(Objective):
Only the lines holding the string "JSON" are needed. Copy each one.

(Data for the task):
● ● ● ● ● ● ●

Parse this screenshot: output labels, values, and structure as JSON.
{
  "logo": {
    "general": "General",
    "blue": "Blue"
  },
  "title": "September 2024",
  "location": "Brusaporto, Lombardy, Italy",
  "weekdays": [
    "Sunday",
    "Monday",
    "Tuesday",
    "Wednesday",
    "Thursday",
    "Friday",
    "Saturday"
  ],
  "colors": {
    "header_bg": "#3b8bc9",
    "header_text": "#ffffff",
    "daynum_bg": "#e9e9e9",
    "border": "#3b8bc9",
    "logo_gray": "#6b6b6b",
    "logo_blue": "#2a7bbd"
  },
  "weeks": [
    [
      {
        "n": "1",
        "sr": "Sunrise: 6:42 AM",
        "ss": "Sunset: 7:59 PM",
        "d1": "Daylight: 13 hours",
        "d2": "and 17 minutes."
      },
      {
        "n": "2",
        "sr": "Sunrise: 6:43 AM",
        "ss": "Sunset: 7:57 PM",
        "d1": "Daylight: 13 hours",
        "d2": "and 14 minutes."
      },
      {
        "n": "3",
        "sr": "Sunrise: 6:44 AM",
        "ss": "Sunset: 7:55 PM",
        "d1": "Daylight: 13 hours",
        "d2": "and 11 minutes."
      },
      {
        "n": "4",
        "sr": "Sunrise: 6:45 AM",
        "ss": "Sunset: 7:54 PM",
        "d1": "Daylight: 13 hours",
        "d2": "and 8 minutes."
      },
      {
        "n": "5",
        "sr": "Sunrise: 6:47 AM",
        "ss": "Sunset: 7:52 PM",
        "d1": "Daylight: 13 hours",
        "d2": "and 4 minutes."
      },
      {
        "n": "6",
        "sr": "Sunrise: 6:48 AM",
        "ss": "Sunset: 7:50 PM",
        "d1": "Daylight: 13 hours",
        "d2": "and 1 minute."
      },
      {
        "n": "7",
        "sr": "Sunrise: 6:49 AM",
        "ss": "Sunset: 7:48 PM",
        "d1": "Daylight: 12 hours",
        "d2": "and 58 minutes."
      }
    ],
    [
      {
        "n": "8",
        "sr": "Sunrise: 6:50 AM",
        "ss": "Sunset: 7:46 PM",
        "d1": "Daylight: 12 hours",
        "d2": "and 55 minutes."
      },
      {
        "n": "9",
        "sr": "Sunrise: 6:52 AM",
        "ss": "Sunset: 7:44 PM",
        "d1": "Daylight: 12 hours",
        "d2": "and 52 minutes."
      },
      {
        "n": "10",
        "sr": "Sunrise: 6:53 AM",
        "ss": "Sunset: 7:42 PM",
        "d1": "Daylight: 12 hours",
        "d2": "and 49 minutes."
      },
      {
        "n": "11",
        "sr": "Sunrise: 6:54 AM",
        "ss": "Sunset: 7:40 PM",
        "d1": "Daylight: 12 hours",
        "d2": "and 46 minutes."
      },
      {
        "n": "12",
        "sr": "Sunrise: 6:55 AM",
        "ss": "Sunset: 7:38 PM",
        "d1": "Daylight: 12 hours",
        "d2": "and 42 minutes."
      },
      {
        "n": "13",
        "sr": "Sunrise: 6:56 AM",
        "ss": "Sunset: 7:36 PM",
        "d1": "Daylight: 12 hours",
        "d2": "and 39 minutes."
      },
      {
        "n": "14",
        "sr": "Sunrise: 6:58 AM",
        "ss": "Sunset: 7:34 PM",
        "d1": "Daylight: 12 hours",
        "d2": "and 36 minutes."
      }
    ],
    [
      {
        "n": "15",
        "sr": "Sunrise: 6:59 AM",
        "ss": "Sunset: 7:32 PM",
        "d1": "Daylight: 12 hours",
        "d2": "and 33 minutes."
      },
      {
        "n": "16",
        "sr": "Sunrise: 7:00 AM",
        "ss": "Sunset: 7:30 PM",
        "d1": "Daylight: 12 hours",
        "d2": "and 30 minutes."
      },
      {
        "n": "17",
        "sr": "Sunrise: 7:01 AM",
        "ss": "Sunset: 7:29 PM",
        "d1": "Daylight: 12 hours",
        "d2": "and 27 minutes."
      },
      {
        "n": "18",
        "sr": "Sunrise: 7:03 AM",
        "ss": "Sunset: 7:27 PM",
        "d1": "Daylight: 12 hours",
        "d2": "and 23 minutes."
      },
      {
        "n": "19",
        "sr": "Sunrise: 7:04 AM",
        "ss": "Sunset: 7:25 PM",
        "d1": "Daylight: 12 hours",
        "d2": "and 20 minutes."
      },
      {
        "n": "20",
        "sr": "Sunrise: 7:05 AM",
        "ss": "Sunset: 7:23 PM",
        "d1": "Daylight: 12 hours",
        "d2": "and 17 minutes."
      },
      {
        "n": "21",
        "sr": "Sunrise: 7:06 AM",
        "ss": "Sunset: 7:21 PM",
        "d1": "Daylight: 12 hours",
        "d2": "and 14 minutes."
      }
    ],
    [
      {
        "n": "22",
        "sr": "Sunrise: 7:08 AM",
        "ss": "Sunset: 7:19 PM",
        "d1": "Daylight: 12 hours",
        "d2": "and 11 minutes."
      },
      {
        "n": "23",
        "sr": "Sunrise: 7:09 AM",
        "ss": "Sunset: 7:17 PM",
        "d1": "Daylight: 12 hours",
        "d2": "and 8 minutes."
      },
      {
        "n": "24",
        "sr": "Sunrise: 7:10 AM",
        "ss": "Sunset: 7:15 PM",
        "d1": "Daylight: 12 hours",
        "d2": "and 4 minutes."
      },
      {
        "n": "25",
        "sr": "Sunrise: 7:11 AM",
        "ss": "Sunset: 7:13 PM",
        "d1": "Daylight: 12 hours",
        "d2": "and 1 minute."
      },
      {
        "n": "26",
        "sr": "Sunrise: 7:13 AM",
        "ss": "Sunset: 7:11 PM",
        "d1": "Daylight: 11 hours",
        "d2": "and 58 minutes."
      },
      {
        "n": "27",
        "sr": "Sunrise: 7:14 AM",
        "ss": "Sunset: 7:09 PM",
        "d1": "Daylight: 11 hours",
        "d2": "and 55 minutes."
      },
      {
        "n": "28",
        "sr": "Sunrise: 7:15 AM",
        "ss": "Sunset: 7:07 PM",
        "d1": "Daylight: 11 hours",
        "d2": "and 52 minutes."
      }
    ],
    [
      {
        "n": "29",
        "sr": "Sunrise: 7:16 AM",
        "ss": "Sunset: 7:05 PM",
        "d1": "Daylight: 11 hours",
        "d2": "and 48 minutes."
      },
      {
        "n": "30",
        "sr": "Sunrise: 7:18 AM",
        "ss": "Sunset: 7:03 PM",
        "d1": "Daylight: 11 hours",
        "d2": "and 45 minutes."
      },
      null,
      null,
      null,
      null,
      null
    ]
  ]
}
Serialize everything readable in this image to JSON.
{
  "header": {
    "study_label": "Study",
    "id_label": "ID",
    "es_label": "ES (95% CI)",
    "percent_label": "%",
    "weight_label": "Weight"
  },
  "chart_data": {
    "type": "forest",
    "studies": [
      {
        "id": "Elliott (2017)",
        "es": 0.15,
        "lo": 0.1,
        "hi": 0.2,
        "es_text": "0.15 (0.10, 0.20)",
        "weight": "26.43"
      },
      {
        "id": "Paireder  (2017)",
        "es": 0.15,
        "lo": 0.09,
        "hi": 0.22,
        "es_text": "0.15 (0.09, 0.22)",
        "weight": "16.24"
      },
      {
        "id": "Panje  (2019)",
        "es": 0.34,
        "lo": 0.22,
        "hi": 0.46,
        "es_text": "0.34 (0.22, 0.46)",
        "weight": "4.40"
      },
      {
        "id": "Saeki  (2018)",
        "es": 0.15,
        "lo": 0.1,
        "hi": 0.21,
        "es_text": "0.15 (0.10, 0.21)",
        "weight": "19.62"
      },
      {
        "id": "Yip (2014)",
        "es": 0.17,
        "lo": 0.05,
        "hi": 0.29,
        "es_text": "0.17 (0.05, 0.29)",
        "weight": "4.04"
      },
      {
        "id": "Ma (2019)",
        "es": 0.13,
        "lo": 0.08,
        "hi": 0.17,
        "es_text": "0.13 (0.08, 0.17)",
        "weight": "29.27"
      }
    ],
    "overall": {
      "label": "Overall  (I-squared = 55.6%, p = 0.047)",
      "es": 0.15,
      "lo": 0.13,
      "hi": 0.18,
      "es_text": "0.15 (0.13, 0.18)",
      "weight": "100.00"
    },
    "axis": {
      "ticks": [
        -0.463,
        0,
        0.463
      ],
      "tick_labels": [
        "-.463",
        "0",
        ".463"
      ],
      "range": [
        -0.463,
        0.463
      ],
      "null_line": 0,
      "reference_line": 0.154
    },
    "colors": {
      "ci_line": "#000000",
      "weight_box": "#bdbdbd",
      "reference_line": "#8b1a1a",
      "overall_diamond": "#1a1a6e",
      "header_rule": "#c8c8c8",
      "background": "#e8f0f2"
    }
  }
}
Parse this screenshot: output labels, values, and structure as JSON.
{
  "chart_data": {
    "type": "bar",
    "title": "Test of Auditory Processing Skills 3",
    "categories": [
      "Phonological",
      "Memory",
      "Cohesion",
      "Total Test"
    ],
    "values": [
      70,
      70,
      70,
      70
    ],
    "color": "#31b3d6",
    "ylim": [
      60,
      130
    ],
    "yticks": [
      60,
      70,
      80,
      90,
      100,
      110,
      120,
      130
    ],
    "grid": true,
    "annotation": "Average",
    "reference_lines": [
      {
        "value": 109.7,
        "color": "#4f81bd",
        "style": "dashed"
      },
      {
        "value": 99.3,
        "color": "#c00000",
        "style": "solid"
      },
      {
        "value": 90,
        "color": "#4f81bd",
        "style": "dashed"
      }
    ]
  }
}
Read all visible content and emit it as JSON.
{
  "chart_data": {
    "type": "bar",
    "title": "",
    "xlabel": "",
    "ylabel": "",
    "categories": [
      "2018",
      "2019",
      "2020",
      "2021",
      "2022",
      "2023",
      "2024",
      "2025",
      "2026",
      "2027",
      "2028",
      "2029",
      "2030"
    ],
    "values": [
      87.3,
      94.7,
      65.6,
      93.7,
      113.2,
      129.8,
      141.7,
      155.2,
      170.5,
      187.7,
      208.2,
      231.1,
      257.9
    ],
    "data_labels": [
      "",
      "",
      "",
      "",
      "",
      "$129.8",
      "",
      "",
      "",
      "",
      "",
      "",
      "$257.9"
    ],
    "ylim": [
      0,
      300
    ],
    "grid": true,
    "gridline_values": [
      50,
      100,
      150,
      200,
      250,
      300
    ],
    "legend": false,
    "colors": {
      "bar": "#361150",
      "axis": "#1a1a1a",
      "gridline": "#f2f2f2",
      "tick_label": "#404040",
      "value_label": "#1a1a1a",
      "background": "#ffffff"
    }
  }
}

● ● ● ● ● ● ●

(Task answer):
Parse this screenshot: output labels, values, and structure as JSON.
Serialize everything readable in this image to JSON.
Parse this screenshot: output labels, values, and structure as JSON.
Read all visible content and emit it as JSON.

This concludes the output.